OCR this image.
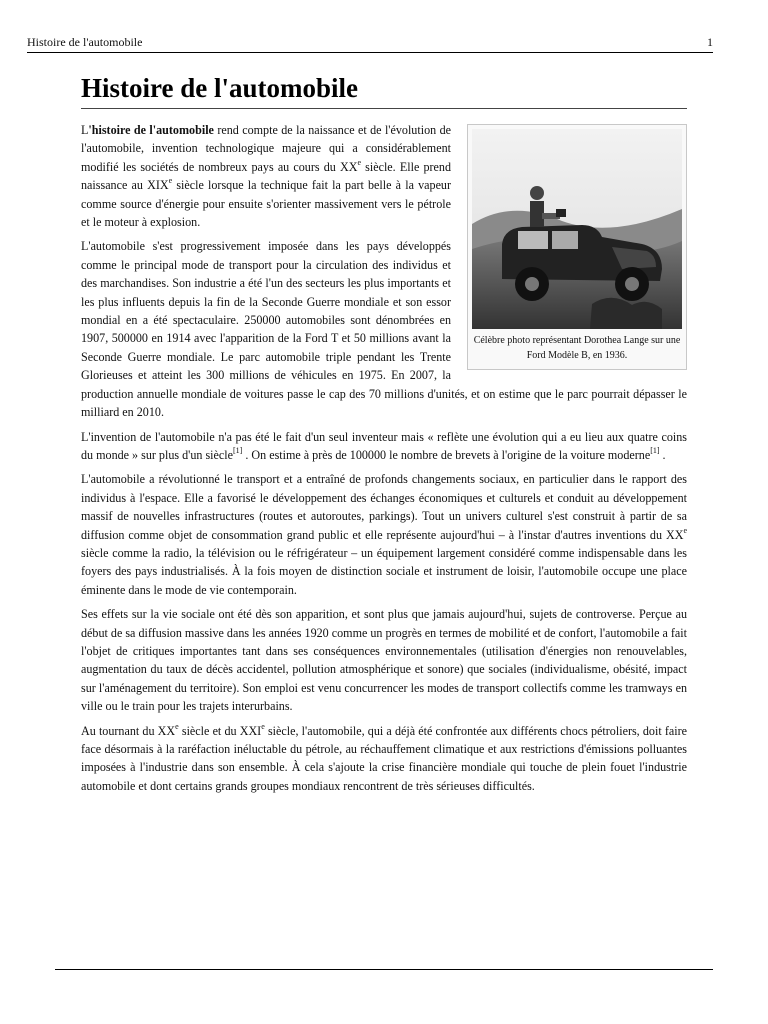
Histoire de l'automobile	1
Histoire de l'automobile
Célèbre photo représentant Dorothea Lange sur une Ford Modèle B, en 1936.

L'histoire de l'automobile rend compte de la naissance et de l'évolution de l'automobile, invention technologique majeure qui a considérablement modifié les sociétés de nombreux pays au cours du XXe siècle. Elle prend naissance au XIXe siècle lorsque la technique fait la part belle à la vapeur comme source d'énergie pour ensuite s'orienter massivement vers le pétrole et le moteur à explosion.

L'automobile s'est progressivement imposée dans les pays développés comme le principal mode de transport pour la circulation des individus et des marchandises. Son industrie a été l'un des secteurs les plus importants et les plus influents depuis la fin de la Seconde Guerre mondiale et son essor mondial en a été spectaculaire. 250000 automobiles sont dénombrées en 1907, 500000 en 1914 avec l'apparition de la Ford T et 50 millions avant la Seconde Guerre mondiale. Le parc automobile triple pendant les Trente Glorieuses et atteint les 300 millions de véhicules en 1975. En 2007, la production annuelle mondiale de voitures passe le cap des 70 millions d'unités, et on estime que le parc pourrait dépasser le milliard en 2010.

L'invention de l'automobile n'a pas été le fait d'un seul inventeur mais « reflète une évolution qui a eu lieu aux quatre coins du monde » sur plus d'un siècle[1] . On estime à près de 100000 le nombre de brevets à l'origine de la voiture moderne[1] .

L'automobile a révolutionné le transport et a entraîné de profonds changements sociaux, en particulier dans le rapport des individus à l'espace. Elle a favorisé le développement des échanges économiques et culturels et conduit au développement massif de nouvelles infrastructures (routes et autoroutes, parkings). Tout un univers culturel s'est construit à partir de sa diffusion comme objet de consommation grand public et elle représente aujourd'hui – à l'instar d'autres inventions du XXe siècle comme la radio, la télévision ou le réfrigérateur – un équipement largement considéré comme indispensable dans les foyers des pays industrialisés. À la fois moyen de distinction sociale et instrument de loisir, l'automobile occupe une place éminente dans le mode de vie contemporain.

Ses effets sur la vie sociale ont été dès son apparition, et sont plus que jamais aujourd'hui, sujets de controverse. Perçue au début de sa diffusion massive dans les années 1920 comme un progrès en termes de mobilité et de confort, l'automobile a fait l'objet de critiques importantes tant dans ses conséquences environnementales (utilisation d'énergies non renouvelables, augmentation du taux de décès accidentel, pollution atmosphérique et sonore) que sociales (individualisme, obésité, impact sur l'aménagement du territoire). Son emploi est venu concurrencer les modes de transport collectifs comme les tramways en ville ou le train pour les trajets interurbains.

Au tournant du XXe siècle et du XXIe siècle, l'automobile, qui a déjà été confrontée aux différents chocs pétroliers, doit faire face désormais à la raréfaction inéluctable du pétrole, au réchauffement climatique et aux restrictions d'émissions polluantes imposées à l'industrie dans son ensemble. À cela s'ajoute la crise financière mondiale qui touche de plein fouet l'industrie automobile et dont certains grands groupes mondiaux rencontrent de très sérieuses difficultés.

> EXERCISE DIRECTIONS
Copy in full each line that holds the word "industrie".

> EXERCISE ANSWER
L'automobile s'est progressivement imposée dans les pays développés comme le principal mode de transport pour la circulation des individus et des marchandises. Son industrie a été l'un des secteurs les plus importants et les plus influents depuis la fin de la Seconde Guerre mondiale et son essor mondial en a été spectaculaire. 250000 automobiles sont dénombrées en 1907, 500000 en 1914 avec l'apparition de la Ford T et 50 millions avant la Seconde Guerre mondiale. Le parc automobile triple pendant les Trente Glorieuses et atteint les 300 millions de véhicules en 1975. En 2007, la production annuelle mondiale de voitures passe le cap des 70 millions d'unités, et on estime que le parc pourrait dépasser le milliard en 2010.
Au tournant du XXe siècle et du XXIe siècle, l'automobile, qui a déjà été confrontée aux différents chocs pétroliers, doit faire face désormais à la raréfaction inéluctable du pétrole, au réchauffement climatique et aux restrictions d'émissions polluantes imposées à l'industrie dans son ensemble. À cela s'ajoute la crise financière mondiale qui touche de plein fouet l'industrie automobile et dont certains grands groupes mondiaux rencontrent de très sérieuses difficultés.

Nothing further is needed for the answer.